## [Stated exercise]
Below are records to be output exactly, every one of them.

──────

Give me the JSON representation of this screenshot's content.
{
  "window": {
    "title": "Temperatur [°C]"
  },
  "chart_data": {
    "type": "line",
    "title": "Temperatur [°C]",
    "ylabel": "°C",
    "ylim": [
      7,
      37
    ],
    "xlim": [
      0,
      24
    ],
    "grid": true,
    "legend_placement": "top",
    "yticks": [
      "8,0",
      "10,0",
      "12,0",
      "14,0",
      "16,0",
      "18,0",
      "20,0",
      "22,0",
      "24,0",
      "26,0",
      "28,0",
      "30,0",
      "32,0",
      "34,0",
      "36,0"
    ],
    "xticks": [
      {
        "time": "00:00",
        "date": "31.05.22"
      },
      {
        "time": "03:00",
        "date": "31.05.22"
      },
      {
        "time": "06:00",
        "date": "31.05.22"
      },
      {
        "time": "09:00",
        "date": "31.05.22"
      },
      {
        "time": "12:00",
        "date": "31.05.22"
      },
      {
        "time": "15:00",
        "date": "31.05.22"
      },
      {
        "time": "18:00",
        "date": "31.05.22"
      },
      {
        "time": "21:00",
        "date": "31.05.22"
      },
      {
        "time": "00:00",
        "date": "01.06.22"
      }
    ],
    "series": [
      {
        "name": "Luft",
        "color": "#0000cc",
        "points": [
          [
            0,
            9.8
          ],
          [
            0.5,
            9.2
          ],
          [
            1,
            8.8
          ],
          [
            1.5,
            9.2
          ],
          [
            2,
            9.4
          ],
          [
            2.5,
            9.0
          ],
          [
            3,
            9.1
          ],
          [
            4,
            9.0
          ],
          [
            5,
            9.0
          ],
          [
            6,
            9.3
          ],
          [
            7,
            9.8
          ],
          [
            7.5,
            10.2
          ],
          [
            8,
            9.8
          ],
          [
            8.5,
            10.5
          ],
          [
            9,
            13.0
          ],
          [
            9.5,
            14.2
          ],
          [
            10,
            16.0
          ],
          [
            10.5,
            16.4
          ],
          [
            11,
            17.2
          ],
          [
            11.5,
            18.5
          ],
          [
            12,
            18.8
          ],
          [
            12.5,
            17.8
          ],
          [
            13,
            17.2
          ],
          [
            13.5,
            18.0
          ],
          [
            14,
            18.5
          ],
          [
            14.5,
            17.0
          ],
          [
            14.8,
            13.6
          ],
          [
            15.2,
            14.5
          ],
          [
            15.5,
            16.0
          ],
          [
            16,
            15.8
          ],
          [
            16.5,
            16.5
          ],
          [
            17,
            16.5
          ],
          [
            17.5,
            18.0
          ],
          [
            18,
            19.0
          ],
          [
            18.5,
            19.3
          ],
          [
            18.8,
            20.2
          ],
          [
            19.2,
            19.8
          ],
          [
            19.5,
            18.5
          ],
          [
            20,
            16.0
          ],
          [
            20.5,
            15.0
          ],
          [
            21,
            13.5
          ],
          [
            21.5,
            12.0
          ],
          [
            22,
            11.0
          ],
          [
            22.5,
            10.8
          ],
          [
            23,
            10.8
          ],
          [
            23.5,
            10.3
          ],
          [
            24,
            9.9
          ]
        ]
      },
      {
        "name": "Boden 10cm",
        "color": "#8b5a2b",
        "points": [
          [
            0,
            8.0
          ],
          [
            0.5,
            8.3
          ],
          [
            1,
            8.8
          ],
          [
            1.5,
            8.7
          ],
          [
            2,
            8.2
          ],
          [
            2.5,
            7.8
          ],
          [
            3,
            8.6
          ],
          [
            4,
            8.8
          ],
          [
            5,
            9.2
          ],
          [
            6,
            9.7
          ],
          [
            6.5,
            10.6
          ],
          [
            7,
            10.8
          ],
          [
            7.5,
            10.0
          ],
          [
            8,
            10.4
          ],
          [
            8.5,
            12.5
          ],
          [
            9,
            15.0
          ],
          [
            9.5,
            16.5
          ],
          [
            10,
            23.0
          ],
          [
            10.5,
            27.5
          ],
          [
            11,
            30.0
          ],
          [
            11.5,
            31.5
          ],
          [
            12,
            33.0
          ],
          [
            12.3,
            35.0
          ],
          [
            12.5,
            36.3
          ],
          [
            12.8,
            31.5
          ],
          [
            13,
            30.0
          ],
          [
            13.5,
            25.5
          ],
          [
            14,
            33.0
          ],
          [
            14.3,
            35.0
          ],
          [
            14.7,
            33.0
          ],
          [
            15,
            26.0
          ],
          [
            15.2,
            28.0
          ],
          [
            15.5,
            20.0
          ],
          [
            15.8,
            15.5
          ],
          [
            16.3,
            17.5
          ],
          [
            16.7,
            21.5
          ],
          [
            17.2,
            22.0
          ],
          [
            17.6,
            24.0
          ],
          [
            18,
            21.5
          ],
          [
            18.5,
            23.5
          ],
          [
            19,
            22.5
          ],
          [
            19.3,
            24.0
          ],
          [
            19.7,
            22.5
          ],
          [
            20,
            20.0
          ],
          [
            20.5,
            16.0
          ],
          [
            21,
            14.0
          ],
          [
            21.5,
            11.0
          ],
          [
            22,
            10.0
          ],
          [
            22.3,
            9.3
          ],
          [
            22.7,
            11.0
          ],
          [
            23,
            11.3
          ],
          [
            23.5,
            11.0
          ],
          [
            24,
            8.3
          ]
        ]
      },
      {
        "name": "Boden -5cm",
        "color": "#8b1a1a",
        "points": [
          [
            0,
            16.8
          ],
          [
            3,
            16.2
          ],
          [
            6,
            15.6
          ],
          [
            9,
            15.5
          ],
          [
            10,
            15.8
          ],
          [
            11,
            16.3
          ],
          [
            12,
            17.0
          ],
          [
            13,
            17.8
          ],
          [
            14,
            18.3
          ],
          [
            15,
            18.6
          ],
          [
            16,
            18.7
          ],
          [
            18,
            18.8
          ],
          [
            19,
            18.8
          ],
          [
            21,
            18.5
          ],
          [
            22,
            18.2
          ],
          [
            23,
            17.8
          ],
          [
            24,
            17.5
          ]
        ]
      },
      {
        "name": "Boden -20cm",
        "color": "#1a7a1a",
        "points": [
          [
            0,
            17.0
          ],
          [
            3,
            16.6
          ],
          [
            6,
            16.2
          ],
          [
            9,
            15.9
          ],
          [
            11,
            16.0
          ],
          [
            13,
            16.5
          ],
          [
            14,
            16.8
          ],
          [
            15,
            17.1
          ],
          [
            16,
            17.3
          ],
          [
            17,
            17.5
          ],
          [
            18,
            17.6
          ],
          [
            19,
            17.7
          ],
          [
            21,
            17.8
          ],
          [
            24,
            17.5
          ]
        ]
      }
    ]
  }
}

──────

## [Exercise solution]
Give me the JSON representation of this screenshot's content.
{
  "window": {
    "title": "Temperatur [°C]"
  },
  "chart_data": {
    "type": "line",
    "title": "Temperatur [°C]",
    "ylabel": "°C",
    "ylim": [
      7,
      37
    ],
    "xlim": [
      0,
      24
    ],
    "grid": true,
    "legend_placement": "top",
    "yticks": [
      "8,0",
      "10,0",
      "12,0",
      "14,0",
      "16,0",
      "18,0",
      "20,0",
      "22,0",
      "24,0",
      "26,0",
      "28,0",
      "30,0",
      "32,0",
      "34,0",
      "36,0"
    ],
    "xticks": [
      {
        "time": "00:00",
        "date": "31.05.22"
      },
      {
        "time": "03:00",
        "date": "31.05.22"
      },
      {
        "time": "06:00",
        "date": "31.05.22"
      },
      {
        "time": "09:00",
        "date": "31.05.22"
      },
      {
        "time": "12:00",
        "date": "31.05.22"
      },
      {
        "time": "15:00",
        "date": "31.05.22"
      },
      {
        "time": "18:00",
        "date": "31.05.22"
      },
      {
        "time": "21:00",
        "date": "31.05.22"
      },
      {
        "time": "00:00",
        "date": "01.06.22"
      }
    ],
    "series": [
      {
        "name": "Luft",
        "color": "#0000cc",
        "points": [
          [
            0,
            9.8
          ],
          [
            0.5,
            9.2
          ],
          [
            1,
            8.8
          ],
          [
            1.5,
            9.2
          ],
          [
            2,
            9.4
          ],
          [
            2.5,
            9.0
          ],
          [
            3,
            9.1
          ],
          [
            4,
            9.0
          ],
          [
            5,
            9.0
          ],
          [
            6,
            9.3
          ],
          [
            7,
            9.8
          ],
          [
            7.5,
            10.2
          ],
          [
            8,
            9.8
          ],
          [
            8.5,
            10.5
          ],
          [
            9,
            13.0
          ],
          [
            9.5,
            14.2
          ],
          [
            10,
            16.0
          ],
          [
            10.5,
            16.4
          ],
          [
            11,
            17.2
          ],
          [
            11.5,
            18.5
          ],
          [
            12,
            18.8
          ],
          [
            12.5,
            17.8
          ],
          [
            13,
            17.2
          ],
          [
            13.5,
            18.0
          ],
          [
            14,
            18.5
          ],
          [
            14.5,
            17.0
          ],
          [
            14.8,
            13.6
          ],
          [
            15.2,
            14.5
          ],
          [
            15.5,
            16.0
          ],
          [
            16,
            15.8
          ],
          [
            16.5,
            16.5
          ],
          [
            17,
            16.5
          ],
          [
            17.5,
            18.0
          ],
          [
            18,
            19.0
          ],
          [
            18.5,
            19.3
          ],
          [
            18.8,
            20.2
          ],
          [
            19.2,
            19.8
          ],
          [
            19.5,
            18.5
          ],
          [
            20,
            16.0
          ],
          [
            20.5,
            15.0
          ],
          [
            21,
            13.5
          ],
          [
            21.5,
            12.0
          ],
          [
            22,
            11.0
          ],
          [
            22.5,
            10.8
          ],
          [
            23,
            10.8
          ],
          [
            23.5,
            10.3
          ],
          [
            24,
            9.9
          ]
        ]
      },
      {
        "name": "Boden 10cm",
        "color": "#8b5a2b",
        "points": [
          [
            0,
            8.0
          ],
          [
            0.5,
            8.3
          ],
          [
            1,
            8.8
          ],
          [
            1.5,
            8.7
          ],
          [
            2,
            8.2
          ],
          [
            2.5,
            7.8
          ],
          [
            3,
            8.6
          ],
          [
            4,
            8.8
          ],
          [
            5,
            9.2
          ],
          [
            6,
            9.7
          ],
          [
            6.5,
            10.6
          ],
          [
            7,
            10.8
          ],
          [
            7.5,
            10.0
          ],
          [
            8,
            10.4
          ],
          [
            8.5,
            12.5
          ],
          [
            9,
            15.0
          ],
          [
            9.5,
            16.5
          ],
          [
            10,
            23.0
          ],
          [
            10.5,
            27.5
          ],
          [
            11,
            30.0
          ],
          [
            11.5,
            31.5
          ],
          [
            12,
            33.0
          ],
          [
            12.3,
            35.0
          ],
          [
            12.5,
            36.3
          ],
          [
            12.8,
            31.5
          ],
          [
            13,
            30.0
          ],
          [
            13.5,
            25.5
          ],
          [
            14,
            33.0
          ],
          [
            14.3,
            35.0
          ],
          [
            14.7,
            33.0
          ],
          [
            15,
            26.0
          ],
          [
            15.2,
            28.0
          ],
          [
            15.5,
            20.0
          ],
          [
            15.8,
            15.5
          ],
          [
            16.3,
            17.5
          ],
          [
            16.7,
            21.5
          ],
          [
            17.2,
            22.0
          ],
          [
            17.6,
            24.0
          ],
          [
            18,
            21.5
          ],
          [
            18.5,
            23.5
          ],
          [
            19,
            22.5
          ],
          [
            19.3,
            24.0
          ],
          [
            19.7,
            22.5
          ],
          [
            20,
            20.0
          ],
          [
            20.5,
            16.0
          ],
          [
            21,
            14.0
          ],
          [
            21.5,
            11.0
          ],
          [
            22,
            10.0
          ],
          [
            22.3,
            9.3
          ],
          [
            22.7,
            11.0
          ],
          [
            23,
            11.3
          ],
          [
            23.5,
            11.0
          ],
          [
            24,
            8.3
          ]
        ]
      },
      {
        "name": "Boden -5cm",
        "color": "#8b1a1a",
        "points": [
          [
            0,
            16.8
          ],
          [
            3,
            16.2
          ],
          [
            6,
            15.6
          ],
          [
            9,
            15.5
          ],
          [
            10,
            15.8
          ],
          [
            11,
            16.3
          ],
          [
            12,
            17.0
          ],
          [
            13,
            17.8
          ],
          [
            14,
            18.3
          ],
          [
            15,
            18.6
          ],
          [
            16,
            18.7
          ],
          [
            18,
            18.8
          ],
          [
            19,
            18.8
          ],
          [
            21,
            18.5
          ],
          [
            22,
            18.2
          ],
          [
            23,
            17.8
          ],
          [
            24,
            17.5
          ]
        ]
      },
      {
        "name": "Boden -20cm",
        "color": "#1a7a1a",
        "points": [
          [
            0,
            17.0
          ],
          [
            3,
            16.6
          ],
          [
            6,
            16.2
          ],
          [
            9,
            15.9
          ],
          [
            11,
            16.0
          ],
          [
            13,
            16.5
          ],
          [
            14,
            16.8
          ],
          [
            15,
            17.1
          ],
          [
            16,
            17.3
          ],
          [
            17,
            17.5
          ],
          [
            18,
            17.6
          ],
          [
            19,
            17.7
          ],
          [
            21,
            17.8
          ],
          [
            24,
            17.5
          ]
        ]
      }
    ]
  }
}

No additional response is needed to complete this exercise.